▶ **The exercise**
Give every line of the material again, exactly as written.

Entries with figure data

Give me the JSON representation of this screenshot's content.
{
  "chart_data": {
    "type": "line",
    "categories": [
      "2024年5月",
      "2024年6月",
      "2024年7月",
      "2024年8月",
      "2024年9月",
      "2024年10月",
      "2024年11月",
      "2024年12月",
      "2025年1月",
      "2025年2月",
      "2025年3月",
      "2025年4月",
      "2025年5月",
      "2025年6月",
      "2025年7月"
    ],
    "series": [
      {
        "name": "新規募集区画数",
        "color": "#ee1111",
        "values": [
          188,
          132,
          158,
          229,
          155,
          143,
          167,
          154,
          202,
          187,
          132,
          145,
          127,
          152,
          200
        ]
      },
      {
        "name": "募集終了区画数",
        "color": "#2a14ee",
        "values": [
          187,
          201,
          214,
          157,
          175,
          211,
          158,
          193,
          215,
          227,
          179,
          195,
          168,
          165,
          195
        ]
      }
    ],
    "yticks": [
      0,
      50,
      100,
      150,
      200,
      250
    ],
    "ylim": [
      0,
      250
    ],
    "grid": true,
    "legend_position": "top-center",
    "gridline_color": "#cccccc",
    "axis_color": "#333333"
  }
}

▶ **Solution below**
Give me the JSON representation of this screenshot's content.
{
  "chart_data": {
    "type": "line",
    "categories": [
      "2024年5月",
      "2024年6月",
      "2024年7月",
      "2024年8月",
      "2024年9月",
      "2024年10月",
      "2024年11月",
      "2024年12月",
      "2025年1月",
      "2025年2月",
      "2025年3月",
      "2025年4月",
      "2025年5月",
      "2025年6月",
      "2025年7月"
    ],
    "series": [
      {
        "name": "新規募集区画数",
        "color": "#ee1111",
        "values": [
          188,
          132,
          158,
          229,
          155,
          143,
          167,
          154,
          202,
          187,
          132,
          145,
          127,
          152,
          200
        ]
      },
      {
        "name": "募集終了区画数",
        "color": "#2a14ee",
        "values": [
          187,
          201,
          214,
          157,
          175,
          211,
          158,
          193,
          215,
          227,
          179,
          195,
          168,
          165,
          195
        ]
      }
    ],
    "yticks": [
      0,
      50,
      100,
      150,
      200,
      250
    ],
    "ylim": [
      0,
      250
    ],
    "grid": true,
    "legend_position": "top-center",
    "gridline_color": "#cccccc",
    "axis_color": "#333333"
  }
}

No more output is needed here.